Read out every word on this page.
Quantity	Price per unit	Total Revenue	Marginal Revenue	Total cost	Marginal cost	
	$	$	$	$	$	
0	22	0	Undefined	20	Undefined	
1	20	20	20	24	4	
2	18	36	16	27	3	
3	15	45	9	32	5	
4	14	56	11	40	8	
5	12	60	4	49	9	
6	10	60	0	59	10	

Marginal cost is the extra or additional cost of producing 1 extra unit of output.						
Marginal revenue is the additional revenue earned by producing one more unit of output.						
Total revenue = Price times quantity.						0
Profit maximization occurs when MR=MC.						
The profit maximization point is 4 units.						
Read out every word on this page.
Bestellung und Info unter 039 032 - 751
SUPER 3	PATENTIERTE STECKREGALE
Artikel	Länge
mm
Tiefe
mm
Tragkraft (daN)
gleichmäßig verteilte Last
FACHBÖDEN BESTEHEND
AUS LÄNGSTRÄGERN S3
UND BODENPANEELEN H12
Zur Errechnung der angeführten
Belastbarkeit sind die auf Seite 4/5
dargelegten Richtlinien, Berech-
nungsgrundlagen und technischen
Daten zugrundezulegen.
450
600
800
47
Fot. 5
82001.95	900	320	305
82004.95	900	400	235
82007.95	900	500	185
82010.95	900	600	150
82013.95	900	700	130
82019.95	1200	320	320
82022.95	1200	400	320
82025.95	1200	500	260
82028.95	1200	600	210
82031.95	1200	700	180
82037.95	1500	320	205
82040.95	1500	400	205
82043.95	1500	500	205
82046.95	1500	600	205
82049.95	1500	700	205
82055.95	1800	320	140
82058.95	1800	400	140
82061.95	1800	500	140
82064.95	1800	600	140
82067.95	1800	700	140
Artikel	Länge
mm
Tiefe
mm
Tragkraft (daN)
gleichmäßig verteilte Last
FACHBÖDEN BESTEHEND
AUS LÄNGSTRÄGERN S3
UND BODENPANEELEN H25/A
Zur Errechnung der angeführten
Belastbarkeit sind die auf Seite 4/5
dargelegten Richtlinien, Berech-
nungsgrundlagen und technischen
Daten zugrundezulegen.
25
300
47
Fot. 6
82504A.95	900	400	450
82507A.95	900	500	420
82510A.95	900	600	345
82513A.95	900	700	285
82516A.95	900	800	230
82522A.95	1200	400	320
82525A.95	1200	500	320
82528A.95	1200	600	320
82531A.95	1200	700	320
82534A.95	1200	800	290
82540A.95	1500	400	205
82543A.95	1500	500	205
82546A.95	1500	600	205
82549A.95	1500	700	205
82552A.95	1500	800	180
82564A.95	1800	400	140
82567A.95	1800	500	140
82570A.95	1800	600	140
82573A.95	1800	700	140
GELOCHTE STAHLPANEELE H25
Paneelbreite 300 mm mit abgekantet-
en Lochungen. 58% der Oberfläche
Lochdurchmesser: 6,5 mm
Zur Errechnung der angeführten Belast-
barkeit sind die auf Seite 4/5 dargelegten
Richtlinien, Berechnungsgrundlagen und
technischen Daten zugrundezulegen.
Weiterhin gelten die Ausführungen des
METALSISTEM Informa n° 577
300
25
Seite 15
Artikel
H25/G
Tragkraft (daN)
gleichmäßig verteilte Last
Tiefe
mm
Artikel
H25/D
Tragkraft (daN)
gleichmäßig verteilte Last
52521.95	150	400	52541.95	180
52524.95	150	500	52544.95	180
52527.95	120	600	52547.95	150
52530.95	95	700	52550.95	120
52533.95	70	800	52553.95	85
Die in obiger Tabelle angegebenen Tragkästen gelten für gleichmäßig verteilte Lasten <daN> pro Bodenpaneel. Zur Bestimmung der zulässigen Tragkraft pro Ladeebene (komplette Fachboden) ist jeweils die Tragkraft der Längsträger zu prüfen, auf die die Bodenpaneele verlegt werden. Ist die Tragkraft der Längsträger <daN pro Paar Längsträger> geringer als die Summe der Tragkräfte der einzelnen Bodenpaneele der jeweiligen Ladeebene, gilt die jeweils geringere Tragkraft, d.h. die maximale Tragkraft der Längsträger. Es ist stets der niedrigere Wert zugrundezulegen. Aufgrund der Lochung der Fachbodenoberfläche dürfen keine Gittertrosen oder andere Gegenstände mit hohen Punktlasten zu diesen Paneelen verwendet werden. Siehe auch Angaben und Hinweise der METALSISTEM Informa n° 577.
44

────────────────

**The problem**
Repeat the data verbatim.

**Response**
Read out every word on this page.
Quantity	Price per unit	Total Revenue	Marginal Revenue	Total cost	Marginal cost	
	$	$	$	$	$	
0	22	0	Undefined	20	Undefined	
1	20	20	20	24	4	
2	18	36	16	27	3	
3	15	45	9	32	5	
4	14	56	11	40	8	
5	12	60	4	49	9	
6	10	60	0	59	10	

Marginal cost is the extra or additional cost of producing 1 extra unit of output.						
Marginal revenue is the additional revenue earned by producing one more unit of output.						
Total revenue = Price times quantity.						0
Profit maximization occurs when MR=MC.						
The profit maximization point is 4 units.						
Read out every word on this page.
Bestellung und Info unter 039 032 - 751
SUPER 3	PATENTIERTE STECKREGALE
Artikel	Länge
mm
Tiefe
mm
Tragkraft (daN)
gleichmäßig verteilte Last
FACHBÖDEN BESTEHEND
AUS LÄNGSTRÄGERN S3
UND BODENPANEELEN H12
Zur Errechnung der angeführten
Belastbarkeit sind die auf Seite 4/5
dargelegten Richtlinien, Berech-
nungsgrundlagen und technischen
Daten zugrundezulegen.
450
600
800
47
Fot. 5
82001.95	900	320	305
82004.95	900	400	235
82007.95	900	500	185
82010.95	900	600	150
82013.95	900	700	130
82019.95	1200	320	320
82022.95	1200	400	320
82025.95	1200	500	260
82028.95	1200	600	210
82031.95	1200	700	180
82037.95	1500	320	205
82040.95	1500	400	205
82043.95	1500	500	205
82046.95	1500	600	205
82049.95	1500	700	205
82055.95	1800	320	140
82058.95	1800	400	140
82061.95	1800	500	140
82064.95	1800	600	140
82067.95	1800	700	140
Artikel	Länge
mm
Tiefe
mm
Tragkraft (daN)
gleichmäßig verteilte Last
FACHBÖDEN BESTEHEND
AUS LÄNGSTRÄGERN S3
UND BODENPANEELEN H25/A
Zur Errechnung der angeführten
Belastbarkeit sind die auf Seite 4/5
dargelegten Richtlinien, Berech-
nungsgrundlagen und technischen
Daten zugrundezulegen.
25
300
47
Fot. 6
82504A.95	900	400	450
82507A.95	900	500	420
82510A.95	900	600	345
82513A.95	900	700	285
82516A.95	900	800	230
82522A.95	1200	400	320
82525A.95	1200	500	320
82528A.95	1200	600	320
82531A.95	1200	700	320
82534A.95	1200	800	290
82540A.95	1500	400	205
82543A.95	1500	500	205
82546A.95	1500	600	205
82549A.95	1500	700	205
82552A.95	1500	800	180
82564A.95	1800	400	140
82567A.95	1800	500	140
82570A.95	1800	600	140
82573A.95	1800	700	140
GELOCHTE STAHLPANEELE H25
Paneelbreite 300 mm mit abgekantet-
en Lochungen. 58% der Oberfläche
Lochdurchmesser: 6,5 mm
Zur Errechnung der angeführten Belast-
barkeit sind die auf Seite 4/5 dargelegten
Richtlinien, Berechnungsgrundlagen und
technischen Daten zugrundezulegen.
Weiterhin gelten die Ausführungen des
METALSISTEM Informa n° 577
300
25
Seite 15
Artikel
H25/G
Tragkraft (daN)
gleichmäßig verteilte Last
Tiefe
mm
Artikel
H25/D
Tragkraft (daN)
gleichmäßig verteilte Last
52521.95	150	400	52541.95	180
52524.95	150	500	52544.95	180
52527.95	120	600	52547.95	150
52530.95	95	700	52550.95	120
52533.95	70	800	52553.95	85
Die in obiger Tabelle angegebenen Tragkästen gelten für gleichmäßig verteilte Lasten <daN> pro Bodenpaneel. Zur Bestimmung der zulässigen Tragkraft pro Ladeebene (komplette Fachboden) ist jeweils die Tragkraft der Längsträger zu prüfen, auf die die Bodenpaneele verlegt werden. Ist die Tragkraft der Längsträger <daN pro Paar Längsträger> geringer als die Summe der Tragkräfte der einzelnen Bodenpaneele der jeweiligen Ladeebene, gilt die jeweils geringere Tragkraft, d.h. die maximale Tragkraft der Längsträger. Es ist stets der niedrigere Wert zugrundezulegen. Aufgrund der Lochung der Fachbodenoberfläche dürfen keine Gittertrosen oder andere Gegenstände mit hohen Punktlasten zu diesen Paneelen verwendet werden. Siehe auch Angaben und Hinweise der METALSISTEM Informa n° 577.
44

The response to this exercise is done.